━━ Data listing

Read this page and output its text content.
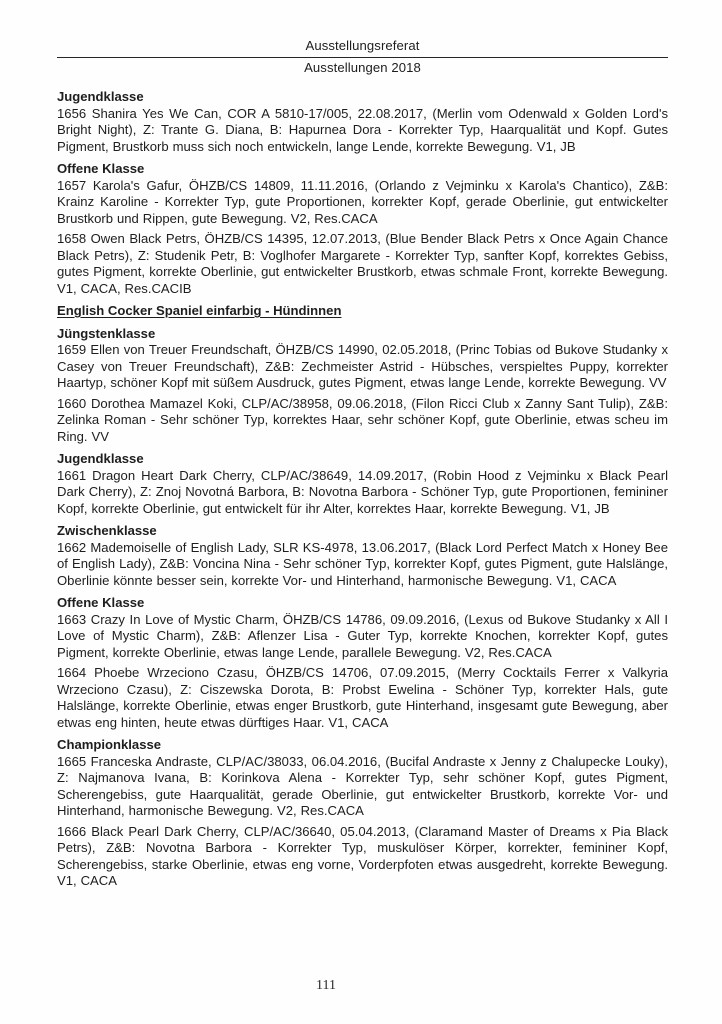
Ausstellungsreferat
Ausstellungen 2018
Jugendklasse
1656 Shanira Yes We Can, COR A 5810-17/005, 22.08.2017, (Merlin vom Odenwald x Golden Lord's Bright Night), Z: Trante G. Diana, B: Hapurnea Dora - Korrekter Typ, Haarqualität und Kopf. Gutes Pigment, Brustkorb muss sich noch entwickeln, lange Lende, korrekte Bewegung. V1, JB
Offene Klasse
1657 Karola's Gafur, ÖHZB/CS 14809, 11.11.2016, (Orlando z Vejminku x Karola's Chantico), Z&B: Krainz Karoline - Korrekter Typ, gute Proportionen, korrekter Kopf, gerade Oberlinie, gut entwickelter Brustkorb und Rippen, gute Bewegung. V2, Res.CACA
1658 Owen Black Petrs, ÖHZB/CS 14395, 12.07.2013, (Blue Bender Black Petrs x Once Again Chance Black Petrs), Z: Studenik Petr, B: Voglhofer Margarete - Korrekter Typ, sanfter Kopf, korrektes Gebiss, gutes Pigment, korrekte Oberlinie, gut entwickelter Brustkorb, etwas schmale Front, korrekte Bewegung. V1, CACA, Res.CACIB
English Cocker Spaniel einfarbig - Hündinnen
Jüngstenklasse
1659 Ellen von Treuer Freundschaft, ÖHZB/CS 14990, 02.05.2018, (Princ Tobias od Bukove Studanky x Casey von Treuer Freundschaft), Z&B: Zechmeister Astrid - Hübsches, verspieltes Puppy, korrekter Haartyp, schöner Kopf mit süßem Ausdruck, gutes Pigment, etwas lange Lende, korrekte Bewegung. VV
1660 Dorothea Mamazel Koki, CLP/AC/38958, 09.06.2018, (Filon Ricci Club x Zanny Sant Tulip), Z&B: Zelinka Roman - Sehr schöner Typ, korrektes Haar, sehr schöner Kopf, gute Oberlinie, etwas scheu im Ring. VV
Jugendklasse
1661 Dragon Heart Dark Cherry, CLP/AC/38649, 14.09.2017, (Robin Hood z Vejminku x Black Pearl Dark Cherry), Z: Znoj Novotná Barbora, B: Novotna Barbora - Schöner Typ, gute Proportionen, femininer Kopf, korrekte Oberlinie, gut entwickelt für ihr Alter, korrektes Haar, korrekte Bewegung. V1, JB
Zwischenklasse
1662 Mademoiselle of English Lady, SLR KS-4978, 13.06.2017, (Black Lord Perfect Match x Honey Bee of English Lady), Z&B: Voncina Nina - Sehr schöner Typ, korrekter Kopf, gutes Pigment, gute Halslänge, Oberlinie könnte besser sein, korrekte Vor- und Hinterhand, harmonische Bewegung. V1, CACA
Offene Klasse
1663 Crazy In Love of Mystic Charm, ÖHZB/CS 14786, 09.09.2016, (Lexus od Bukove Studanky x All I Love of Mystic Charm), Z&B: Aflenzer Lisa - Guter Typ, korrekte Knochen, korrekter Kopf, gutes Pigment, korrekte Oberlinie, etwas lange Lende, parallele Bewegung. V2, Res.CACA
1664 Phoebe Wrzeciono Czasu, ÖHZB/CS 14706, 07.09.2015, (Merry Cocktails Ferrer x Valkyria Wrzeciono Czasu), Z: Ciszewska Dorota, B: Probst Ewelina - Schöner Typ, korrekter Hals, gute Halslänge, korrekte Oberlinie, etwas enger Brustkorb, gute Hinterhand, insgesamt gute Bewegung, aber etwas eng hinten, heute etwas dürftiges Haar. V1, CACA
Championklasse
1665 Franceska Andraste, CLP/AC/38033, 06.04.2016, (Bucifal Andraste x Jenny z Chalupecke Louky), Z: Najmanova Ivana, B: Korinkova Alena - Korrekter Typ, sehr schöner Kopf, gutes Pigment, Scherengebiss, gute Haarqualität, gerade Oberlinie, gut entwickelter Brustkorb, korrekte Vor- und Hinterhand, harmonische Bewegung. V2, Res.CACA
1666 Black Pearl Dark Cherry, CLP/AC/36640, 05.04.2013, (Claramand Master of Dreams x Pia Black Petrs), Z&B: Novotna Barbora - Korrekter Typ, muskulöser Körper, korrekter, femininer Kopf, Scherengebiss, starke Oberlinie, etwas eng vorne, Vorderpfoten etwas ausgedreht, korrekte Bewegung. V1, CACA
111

━━━━
━━ Data listing

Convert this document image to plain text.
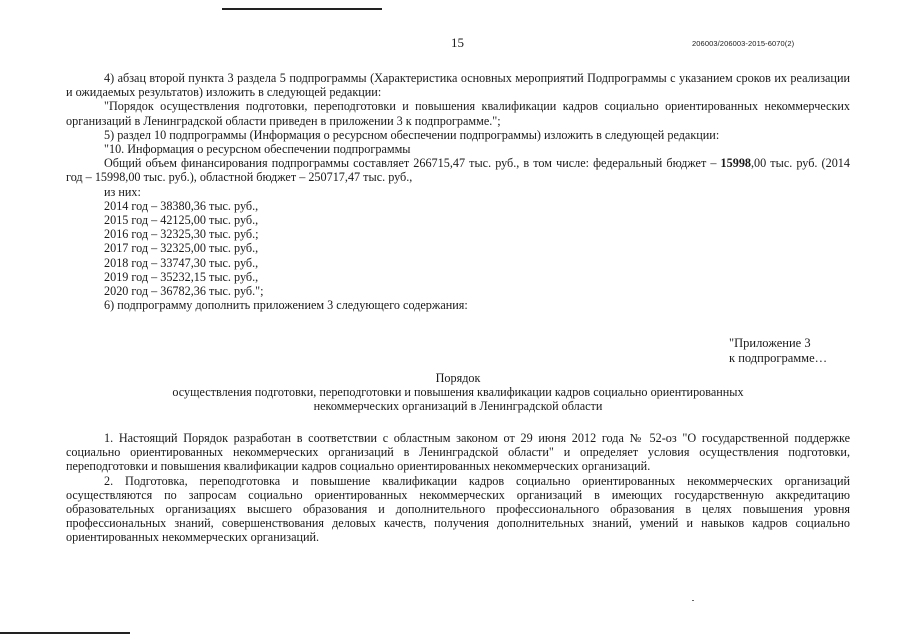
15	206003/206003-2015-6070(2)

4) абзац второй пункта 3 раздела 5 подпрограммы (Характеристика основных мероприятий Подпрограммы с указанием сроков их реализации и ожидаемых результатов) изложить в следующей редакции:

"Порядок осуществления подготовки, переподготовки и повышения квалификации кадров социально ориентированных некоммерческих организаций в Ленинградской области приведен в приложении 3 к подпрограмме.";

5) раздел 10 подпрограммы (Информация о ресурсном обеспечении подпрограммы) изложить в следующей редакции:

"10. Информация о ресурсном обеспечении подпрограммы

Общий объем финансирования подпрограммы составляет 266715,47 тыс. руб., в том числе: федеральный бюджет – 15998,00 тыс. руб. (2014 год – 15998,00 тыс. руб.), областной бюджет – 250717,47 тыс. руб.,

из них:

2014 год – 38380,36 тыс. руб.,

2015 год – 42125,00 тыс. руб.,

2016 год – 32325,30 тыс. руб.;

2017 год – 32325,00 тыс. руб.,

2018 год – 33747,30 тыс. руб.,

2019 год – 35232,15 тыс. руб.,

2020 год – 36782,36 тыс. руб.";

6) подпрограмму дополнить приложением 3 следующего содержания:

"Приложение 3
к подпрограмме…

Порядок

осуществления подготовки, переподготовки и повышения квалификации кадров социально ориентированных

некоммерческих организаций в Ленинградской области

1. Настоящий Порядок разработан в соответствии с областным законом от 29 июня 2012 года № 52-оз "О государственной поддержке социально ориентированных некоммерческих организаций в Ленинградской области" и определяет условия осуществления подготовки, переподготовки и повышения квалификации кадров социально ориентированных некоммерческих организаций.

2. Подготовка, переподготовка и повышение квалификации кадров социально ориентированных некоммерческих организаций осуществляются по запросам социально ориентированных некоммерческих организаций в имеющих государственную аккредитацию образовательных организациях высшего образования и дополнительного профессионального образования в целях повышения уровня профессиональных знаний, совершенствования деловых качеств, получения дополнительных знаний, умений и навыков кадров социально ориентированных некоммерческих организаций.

━━━━

● Brief
From the entries above, extract each line containing "области".

● Answer in full
"Порядок осуществления подготовки, переподготовки и повышения квалификации кадров социально ориентированных некоммерческих организаций в Ленинградской области приведен в приложении 3 к подпрограмме.";
некоммерческих организаций в Ленинградской области
1. Настоящий Порядок разработан в соответствии с областным законом от 29 июня 2012 года № 52-оз "О государственной поддержке социально ориентированных некоммерческих организаций в Ленинградской области" и определяет условия осуществления подготовки, переподготовки и повышения квалификации кадров социально ориентированных некоммерческих организаций.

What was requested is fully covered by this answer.